• [SHORT PROBLEM]: Isolate every line in the data with the string "Przedszkole" and copy it.

• [SUPPLIED MATERIAL]:
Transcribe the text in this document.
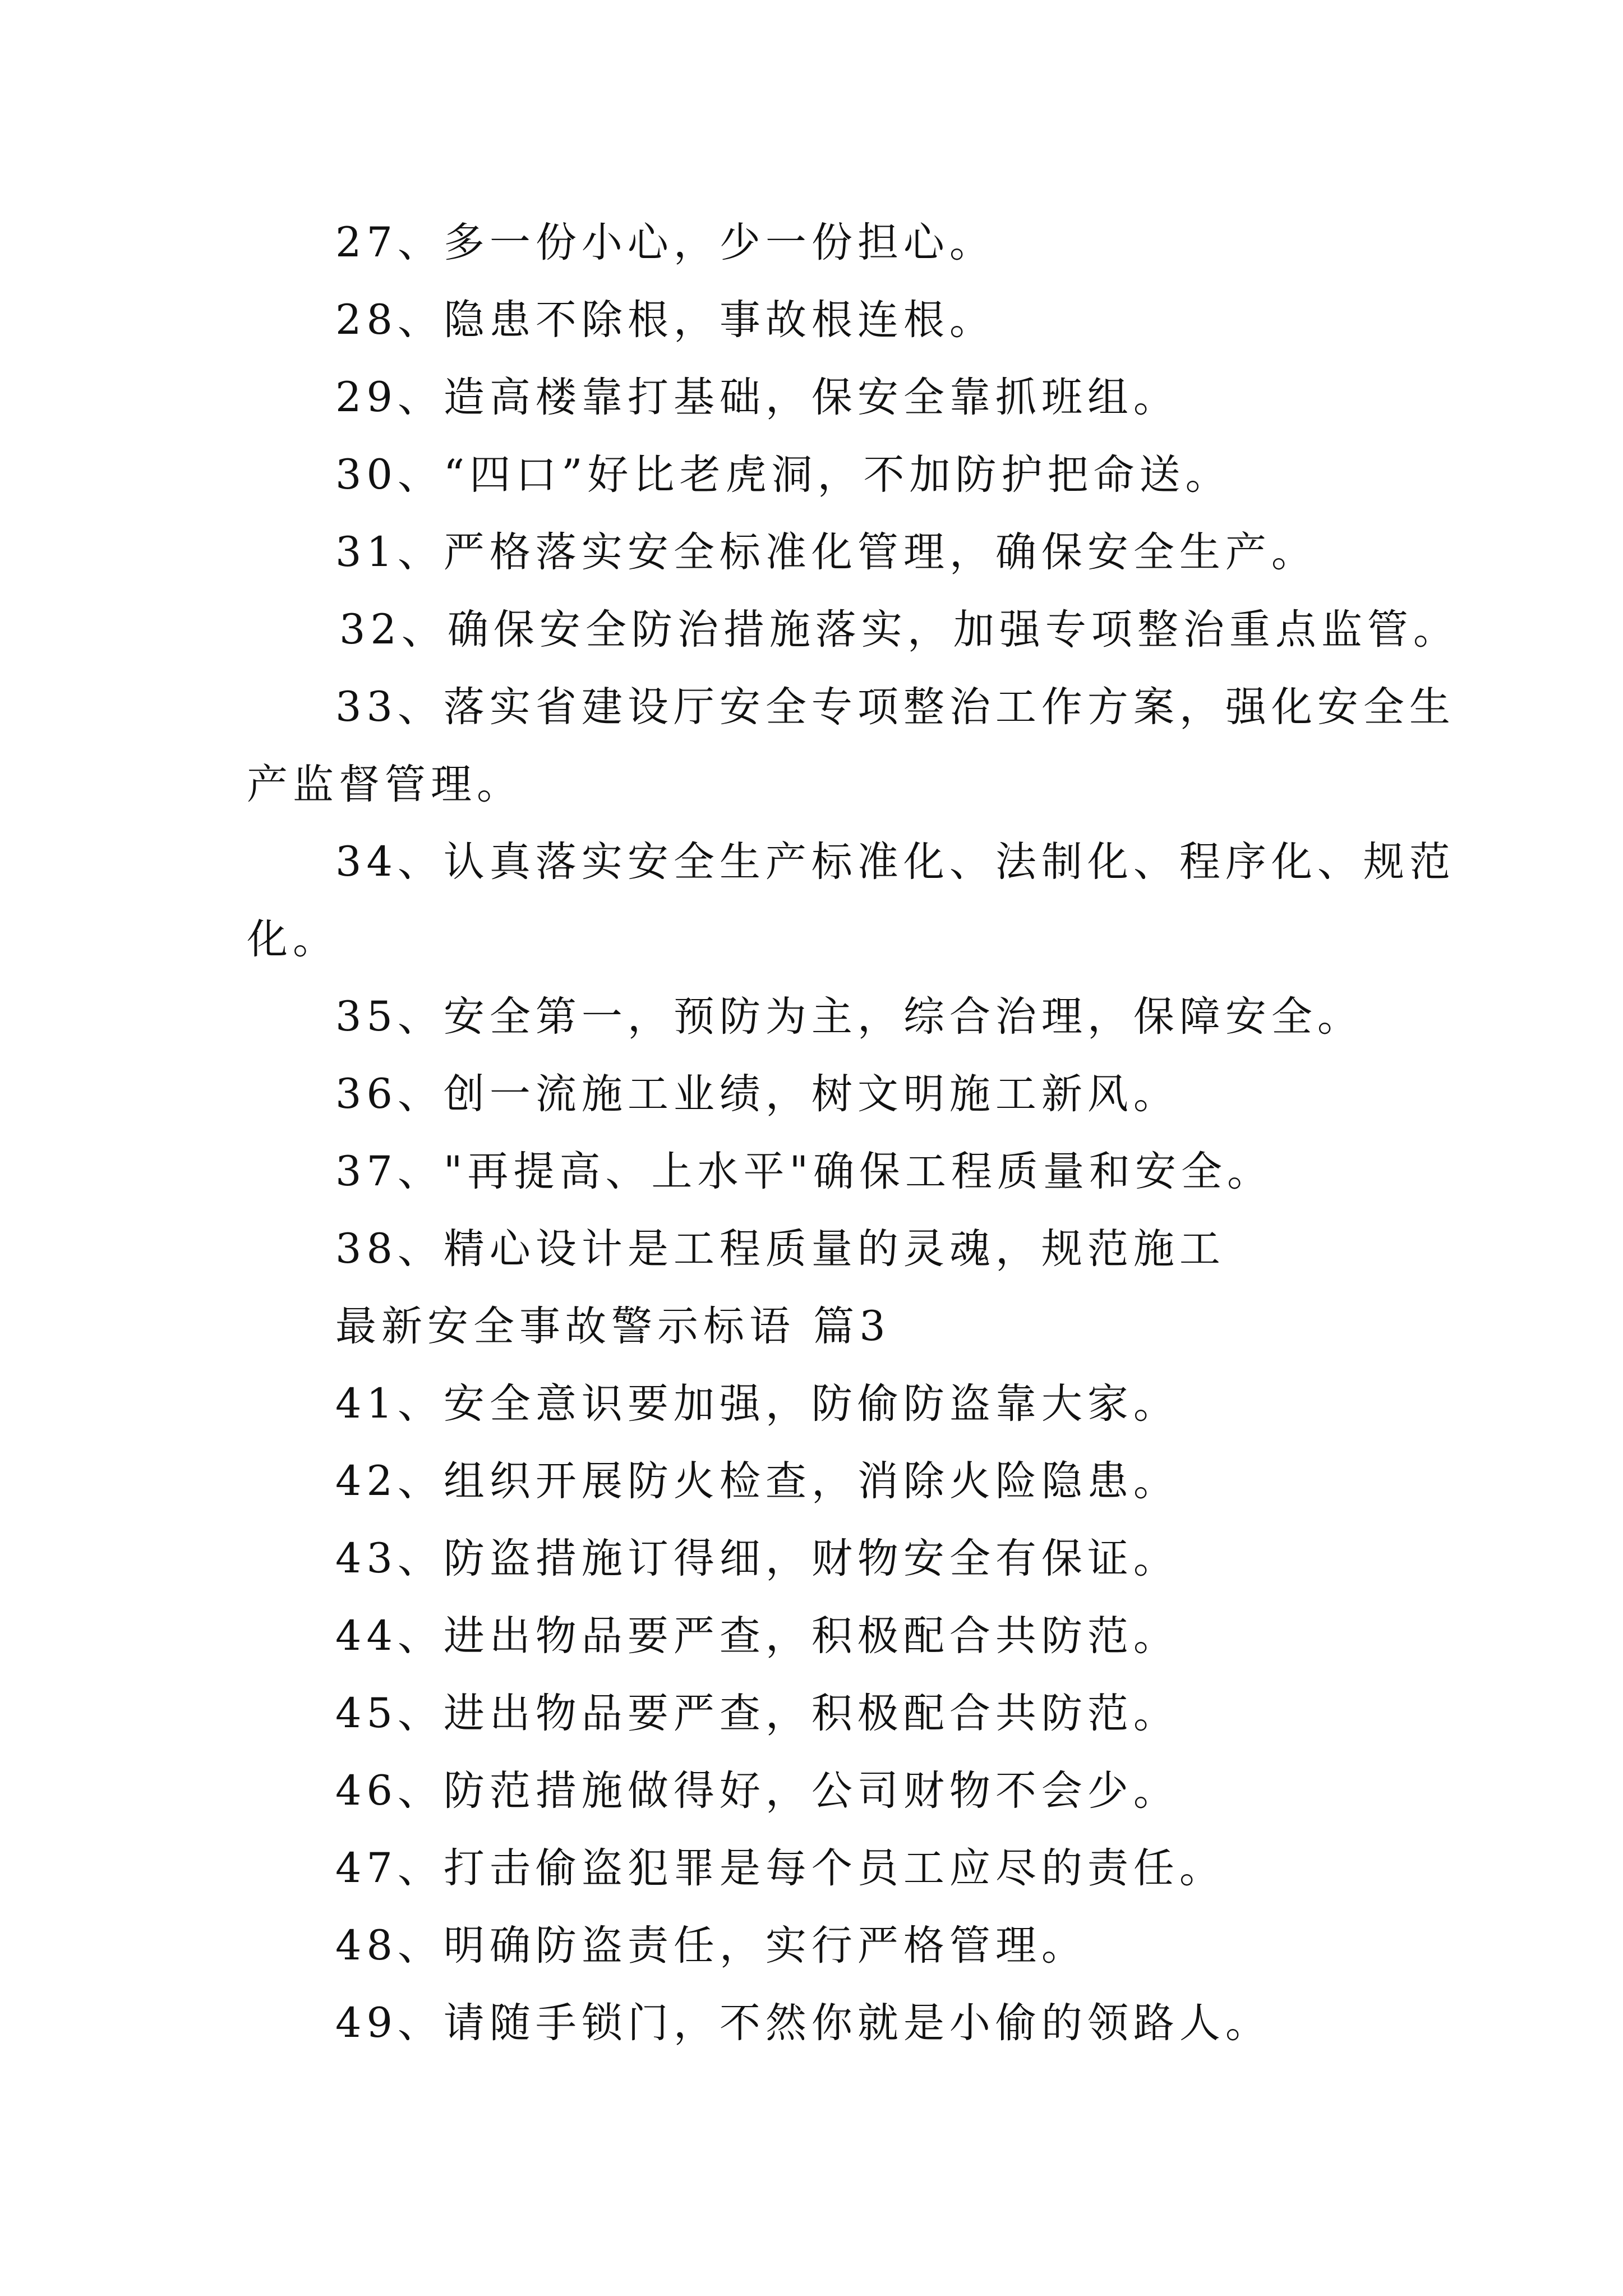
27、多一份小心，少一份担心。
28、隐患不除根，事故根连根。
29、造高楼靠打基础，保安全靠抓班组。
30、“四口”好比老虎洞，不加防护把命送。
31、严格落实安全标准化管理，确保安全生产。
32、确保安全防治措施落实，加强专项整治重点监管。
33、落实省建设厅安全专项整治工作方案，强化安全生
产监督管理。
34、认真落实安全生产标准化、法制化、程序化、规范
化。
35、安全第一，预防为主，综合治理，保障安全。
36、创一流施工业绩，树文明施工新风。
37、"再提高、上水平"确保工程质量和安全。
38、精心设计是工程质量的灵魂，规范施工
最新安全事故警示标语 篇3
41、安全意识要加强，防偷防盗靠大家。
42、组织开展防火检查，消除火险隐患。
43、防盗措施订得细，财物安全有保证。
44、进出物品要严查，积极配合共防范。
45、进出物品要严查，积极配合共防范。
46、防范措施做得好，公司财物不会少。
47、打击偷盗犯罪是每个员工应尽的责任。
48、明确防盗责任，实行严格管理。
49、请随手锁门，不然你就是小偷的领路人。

--

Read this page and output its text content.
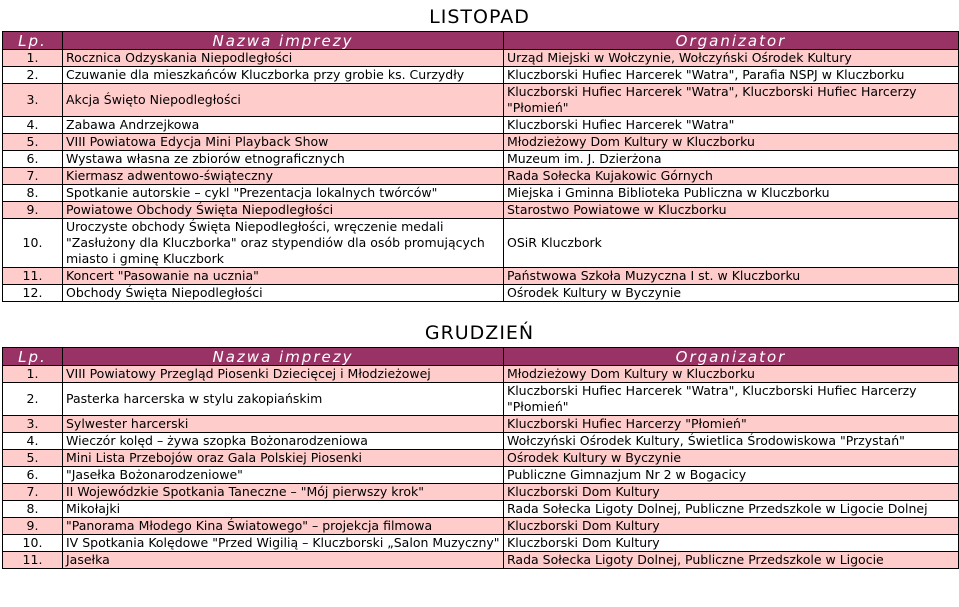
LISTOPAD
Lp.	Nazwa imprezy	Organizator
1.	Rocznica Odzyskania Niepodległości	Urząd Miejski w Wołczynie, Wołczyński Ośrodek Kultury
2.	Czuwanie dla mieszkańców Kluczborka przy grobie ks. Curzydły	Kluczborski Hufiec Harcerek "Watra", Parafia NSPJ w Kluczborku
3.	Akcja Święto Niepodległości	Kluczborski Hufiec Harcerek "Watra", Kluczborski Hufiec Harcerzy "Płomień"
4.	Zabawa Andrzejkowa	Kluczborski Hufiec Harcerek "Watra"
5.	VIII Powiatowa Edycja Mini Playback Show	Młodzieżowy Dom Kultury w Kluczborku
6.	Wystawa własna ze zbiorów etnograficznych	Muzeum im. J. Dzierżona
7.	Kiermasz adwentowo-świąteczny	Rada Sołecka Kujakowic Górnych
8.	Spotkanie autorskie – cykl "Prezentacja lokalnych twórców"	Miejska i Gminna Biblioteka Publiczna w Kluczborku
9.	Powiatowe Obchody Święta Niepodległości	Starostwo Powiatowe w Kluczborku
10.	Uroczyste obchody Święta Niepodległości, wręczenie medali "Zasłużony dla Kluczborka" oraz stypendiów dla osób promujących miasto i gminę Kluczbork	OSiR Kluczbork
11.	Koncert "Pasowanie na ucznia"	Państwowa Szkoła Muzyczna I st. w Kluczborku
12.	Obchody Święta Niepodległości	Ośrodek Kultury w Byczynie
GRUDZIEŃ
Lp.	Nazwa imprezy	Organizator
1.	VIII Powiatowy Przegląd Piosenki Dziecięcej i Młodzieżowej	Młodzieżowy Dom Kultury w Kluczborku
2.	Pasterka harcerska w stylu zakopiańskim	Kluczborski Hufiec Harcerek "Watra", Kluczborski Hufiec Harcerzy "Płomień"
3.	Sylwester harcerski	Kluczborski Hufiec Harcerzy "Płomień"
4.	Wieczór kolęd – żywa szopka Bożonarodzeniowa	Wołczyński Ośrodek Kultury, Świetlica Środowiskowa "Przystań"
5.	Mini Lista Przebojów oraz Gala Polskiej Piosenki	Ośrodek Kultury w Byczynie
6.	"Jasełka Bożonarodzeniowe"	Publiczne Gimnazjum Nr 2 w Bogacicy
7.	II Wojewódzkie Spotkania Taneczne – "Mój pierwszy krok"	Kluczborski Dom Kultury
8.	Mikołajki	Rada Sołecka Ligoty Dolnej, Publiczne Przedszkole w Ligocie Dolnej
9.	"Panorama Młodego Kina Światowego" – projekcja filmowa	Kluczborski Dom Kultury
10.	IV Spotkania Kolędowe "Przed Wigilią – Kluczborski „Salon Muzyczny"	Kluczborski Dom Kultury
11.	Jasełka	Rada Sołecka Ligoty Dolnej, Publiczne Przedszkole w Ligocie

• [ANSWER FOR THE TASK]:
8.	Mikołajki	Rada Sołecka Ligoty Dolnej, Publiczne Przedszkole w Ligocie Dolnej
11.	Jasełka	Rada Sołecka Ligoty Dolnej, Publiczne Przedszkole w Ligocie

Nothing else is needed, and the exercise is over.